§ **YOUR OBJECTIVE**
Take every line where the string "atendidos" appears and copy it.

-- start PROVIDED DATA --

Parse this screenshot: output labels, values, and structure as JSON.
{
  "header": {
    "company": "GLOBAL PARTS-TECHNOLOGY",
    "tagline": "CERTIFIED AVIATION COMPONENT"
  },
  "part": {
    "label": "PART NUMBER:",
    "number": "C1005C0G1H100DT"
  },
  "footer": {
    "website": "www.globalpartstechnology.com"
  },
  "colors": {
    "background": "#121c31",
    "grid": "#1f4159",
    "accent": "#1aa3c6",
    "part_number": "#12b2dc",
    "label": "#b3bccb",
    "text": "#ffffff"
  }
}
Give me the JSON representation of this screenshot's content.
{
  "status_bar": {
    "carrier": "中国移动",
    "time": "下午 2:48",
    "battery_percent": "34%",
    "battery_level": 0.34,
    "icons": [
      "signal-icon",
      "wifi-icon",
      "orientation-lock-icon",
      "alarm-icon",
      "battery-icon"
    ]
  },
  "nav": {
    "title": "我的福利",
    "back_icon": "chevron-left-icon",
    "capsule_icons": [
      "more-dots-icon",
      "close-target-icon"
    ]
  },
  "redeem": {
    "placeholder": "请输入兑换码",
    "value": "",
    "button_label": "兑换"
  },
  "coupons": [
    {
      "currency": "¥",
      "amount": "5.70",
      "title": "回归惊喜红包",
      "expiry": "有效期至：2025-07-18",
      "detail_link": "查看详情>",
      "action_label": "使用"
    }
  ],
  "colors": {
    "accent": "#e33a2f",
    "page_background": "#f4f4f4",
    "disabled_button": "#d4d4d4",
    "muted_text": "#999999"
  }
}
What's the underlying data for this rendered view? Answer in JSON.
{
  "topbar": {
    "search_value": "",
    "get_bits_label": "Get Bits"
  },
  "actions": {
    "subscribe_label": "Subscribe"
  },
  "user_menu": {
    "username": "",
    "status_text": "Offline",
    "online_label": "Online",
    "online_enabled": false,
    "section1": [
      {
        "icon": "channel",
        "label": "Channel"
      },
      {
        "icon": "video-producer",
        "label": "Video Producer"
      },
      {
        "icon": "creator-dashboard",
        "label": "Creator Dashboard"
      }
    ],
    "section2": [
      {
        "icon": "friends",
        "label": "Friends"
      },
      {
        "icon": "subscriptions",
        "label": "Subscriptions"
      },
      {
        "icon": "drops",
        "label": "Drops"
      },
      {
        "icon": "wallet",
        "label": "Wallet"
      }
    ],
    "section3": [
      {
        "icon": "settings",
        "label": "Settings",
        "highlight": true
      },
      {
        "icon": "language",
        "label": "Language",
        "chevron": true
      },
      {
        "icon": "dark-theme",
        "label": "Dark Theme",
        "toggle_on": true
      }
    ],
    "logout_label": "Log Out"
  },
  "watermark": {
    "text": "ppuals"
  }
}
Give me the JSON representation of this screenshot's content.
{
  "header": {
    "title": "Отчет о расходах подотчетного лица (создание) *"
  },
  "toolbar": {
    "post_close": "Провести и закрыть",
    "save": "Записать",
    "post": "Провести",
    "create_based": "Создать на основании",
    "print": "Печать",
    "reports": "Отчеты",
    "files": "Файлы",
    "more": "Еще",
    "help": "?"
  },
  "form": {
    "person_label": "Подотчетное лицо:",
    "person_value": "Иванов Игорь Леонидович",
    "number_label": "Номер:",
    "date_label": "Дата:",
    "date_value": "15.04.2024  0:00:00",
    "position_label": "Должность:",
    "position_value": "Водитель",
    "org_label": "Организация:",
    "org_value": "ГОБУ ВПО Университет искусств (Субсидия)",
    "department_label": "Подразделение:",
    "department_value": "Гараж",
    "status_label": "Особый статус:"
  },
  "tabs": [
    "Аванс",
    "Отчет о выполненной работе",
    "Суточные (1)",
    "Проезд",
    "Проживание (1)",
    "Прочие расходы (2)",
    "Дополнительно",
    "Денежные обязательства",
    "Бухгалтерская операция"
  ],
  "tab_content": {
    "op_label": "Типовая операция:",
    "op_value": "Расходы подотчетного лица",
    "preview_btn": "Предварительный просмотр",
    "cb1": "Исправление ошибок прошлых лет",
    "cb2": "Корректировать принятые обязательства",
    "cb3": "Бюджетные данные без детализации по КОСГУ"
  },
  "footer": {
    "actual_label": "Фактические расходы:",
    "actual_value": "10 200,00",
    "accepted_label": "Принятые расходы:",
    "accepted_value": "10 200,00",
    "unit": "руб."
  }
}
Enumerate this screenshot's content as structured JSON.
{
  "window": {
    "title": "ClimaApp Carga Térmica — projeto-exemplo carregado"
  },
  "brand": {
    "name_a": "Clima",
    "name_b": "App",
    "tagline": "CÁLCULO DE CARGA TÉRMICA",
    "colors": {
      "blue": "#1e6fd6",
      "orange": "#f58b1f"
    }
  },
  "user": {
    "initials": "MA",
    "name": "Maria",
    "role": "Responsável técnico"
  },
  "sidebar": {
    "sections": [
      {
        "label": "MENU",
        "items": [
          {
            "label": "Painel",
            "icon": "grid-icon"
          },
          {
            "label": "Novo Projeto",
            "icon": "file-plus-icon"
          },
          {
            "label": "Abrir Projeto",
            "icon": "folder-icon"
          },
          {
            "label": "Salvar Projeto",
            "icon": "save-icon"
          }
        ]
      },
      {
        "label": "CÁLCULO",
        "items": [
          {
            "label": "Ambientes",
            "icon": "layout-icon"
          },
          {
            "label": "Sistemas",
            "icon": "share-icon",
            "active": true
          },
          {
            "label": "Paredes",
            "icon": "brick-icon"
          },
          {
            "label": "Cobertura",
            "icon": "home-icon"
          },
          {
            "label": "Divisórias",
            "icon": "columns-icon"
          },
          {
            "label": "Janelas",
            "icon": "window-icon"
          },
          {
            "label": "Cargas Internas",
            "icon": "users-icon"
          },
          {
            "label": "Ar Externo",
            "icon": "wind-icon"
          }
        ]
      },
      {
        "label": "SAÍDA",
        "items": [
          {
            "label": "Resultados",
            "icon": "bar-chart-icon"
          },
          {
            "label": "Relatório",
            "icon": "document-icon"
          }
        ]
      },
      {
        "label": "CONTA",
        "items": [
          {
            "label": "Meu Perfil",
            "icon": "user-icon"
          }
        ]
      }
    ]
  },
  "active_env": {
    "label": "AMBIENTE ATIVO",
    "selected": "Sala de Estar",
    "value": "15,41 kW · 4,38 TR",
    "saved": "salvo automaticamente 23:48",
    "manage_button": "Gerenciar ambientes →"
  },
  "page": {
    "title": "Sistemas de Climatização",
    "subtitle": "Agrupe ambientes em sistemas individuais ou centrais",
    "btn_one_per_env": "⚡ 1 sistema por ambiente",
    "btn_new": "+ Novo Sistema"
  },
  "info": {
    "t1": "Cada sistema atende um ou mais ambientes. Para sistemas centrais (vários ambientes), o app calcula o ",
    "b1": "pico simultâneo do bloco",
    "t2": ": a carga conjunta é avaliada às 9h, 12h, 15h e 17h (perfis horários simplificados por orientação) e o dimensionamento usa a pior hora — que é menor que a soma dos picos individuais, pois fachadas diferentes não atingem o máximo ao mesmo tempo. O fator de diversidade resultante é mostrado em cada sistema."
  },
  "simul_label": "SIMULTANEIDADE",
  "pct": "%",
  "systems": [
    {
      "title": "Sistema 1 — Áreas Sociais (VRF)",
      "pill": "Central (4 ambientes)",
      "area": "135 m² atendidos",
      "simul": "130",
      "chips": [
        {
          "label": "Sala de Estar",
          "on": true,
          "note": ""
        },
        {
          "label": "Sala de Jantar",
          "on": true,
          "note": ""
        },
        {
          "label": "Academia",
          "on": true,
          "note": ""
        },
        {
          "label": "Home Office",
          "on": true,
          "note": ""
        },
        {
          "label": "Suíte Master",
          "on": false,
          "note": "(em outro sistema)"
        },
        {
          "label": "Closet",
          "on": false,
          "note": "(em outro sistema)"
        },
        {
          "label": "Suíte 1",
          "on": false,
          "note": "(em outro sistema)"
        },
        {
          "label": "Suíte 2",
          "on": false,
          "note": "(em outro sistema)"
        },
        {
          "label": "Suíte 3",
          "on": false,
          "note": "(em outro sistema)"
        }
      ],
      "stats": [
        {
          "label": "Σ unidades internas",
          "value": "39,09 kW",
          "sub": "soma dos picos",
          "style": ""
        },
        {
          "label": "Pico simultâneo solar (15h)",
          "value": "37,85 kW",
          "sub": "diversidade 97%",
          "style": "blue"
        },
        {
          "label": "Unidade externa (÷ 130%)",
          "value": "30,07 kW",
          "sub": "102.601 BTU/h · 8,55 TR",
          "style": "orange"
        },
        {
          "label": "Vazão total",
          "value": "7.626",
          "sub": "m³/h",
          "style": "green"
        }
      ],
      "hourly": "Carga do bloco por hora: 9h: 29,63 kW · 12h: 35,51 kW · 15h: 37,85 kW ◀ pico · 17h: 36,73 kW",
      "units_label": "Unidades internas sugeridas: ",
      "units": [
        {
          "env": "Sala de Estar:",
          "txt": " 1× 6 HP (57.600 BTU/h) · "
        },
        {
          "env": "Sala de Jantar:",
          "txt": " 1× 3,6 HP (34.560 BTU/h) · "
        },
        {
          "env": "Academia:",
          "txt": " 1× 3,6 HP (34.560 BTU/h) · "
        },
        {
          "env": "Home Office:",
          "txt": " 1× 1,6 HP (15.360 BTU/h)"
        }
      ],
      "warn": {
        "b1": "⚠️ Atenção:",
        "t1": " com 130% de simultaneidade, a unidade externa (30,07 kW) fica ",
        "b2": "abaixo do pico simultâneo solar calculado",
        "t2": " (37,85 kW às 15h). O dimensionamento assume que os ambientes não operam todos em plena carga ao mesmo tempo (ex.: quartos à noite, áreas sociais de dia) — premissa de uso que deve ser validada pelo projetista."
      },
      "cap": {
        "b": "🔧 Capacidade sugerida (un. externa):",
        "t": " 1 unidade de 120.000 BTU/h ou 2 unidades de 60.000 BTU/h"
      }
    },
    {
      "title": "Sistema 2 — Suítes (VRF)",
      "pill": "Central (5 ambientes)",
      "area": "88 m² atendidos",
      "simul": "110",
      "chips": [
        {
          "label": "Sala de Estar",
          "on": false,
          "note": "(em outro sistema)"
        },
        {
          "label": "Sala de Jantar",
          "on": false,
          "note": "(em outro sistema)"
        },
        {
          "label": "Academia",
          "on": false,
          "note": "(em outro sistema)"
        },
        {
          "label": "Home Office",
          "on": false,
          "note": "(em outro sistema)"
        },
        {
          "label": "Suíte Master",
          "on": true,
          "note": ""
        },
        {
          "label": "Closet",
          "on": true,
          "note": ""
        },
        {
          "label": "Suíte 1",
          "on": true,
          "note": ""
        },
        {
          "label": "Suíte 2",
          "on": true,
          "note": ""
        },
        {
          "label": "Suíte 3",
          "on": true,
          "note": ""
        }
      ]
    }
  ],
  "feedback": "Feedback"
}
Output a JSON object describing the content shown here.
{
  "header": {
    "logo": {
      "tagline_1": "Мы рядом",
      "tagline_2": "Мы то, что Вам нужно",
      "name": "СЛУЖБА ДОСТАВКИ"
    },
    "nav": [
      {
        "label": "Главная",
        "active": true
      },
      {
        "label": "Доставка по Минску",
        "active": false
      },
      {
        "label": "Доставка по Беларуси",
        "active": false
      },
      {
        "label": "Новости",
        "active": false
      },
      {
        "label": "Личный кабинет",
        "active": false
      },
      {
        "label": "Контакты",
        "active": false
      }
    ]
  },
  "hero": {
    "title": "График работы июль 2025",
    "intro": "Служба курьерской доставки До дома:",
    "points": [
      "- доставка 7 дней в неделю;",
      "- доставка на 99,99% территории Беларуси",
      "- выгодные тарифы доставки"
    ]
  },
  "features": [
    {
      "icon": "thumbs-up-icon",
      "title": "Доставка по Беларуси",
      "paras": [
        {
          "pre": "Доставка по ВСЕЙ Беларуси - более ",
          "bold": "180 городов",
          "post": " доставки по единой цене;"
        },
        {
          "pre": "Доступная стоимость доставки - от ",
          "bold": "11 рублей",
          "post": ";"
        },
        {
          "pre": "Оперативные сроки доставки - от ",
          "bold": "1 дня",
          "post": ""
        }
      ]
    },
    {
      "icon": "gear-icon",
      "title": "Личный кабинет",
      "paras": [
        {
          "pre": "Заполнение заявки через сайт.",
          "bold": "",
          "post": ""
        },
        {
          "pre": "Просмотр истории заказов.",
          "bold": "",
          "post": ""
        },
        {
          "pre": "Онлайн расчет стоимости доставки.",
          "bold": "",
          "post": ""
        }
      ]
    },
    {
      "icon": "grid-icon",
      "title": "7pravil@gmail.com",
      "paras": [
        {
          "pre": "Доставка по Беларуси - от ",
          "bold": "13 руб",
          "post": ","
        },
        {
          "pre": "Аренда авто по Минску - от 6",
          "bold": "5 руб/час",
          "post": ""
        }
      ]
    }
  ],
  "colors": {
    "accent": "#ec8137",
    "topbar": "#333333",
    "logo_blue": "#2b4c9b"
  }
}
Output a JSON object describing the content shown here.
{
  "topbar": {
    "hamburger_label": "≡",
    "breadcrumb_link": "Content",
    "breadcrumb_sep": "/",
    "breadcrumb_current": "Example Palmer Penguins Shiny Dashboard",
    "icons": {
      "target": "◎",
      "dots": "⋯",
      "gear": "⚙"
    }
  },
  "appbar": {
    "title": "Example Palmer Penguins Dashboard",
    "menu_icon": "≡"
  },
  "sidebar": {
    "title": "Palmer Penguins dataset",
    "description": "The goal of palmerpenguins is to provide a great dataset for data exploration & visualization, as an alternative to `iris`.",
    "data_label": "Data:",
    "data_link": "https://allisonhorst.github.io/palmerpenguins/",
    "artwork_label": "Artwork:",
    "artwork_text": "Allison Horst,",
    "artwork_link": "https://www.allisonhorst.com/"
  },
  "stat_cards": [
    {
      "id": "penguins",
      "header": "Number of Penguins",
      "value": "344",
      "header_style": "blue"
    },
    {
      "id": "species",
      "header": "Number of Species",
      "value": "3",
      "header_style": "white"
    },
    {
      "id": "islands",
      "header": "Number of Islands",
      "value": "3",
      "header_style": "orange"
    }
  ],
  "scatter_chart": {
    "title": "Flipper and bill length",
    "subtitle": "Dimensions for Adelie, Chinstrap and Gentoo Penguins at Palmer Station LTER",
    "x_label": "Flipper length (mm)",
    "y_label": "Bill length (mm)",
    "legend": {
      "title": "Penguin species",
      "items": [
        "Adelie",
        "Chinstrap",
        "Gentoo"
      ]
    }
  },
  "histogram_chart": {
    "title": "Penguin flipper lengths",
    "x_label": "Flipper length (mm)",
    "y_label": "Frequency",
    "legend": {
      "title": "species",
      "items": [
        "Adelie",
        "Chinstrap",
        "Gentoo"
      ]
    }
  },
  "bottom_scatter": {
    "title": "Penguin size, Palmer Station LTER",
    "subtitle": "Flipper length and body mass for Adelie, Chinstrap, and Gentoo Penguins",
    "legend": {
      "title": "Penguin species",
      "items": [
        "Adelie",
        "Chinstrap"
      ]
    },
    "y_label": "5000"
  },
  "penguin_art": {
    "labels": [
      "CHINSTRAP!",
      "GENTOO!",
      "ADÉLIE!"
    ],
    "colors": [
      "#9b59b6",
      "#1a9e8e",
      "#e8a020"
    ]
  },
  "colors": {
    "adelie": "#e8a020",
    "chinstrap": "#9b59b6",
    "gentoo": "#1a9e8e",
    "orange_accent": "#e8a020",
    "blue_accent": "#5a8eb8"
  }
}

-- end PROVIDED DATA --

§ **SOLUTION TO THIS EXERCISE**
      "area": "135 m² atendidos",
      "area": "88 m² atendidos",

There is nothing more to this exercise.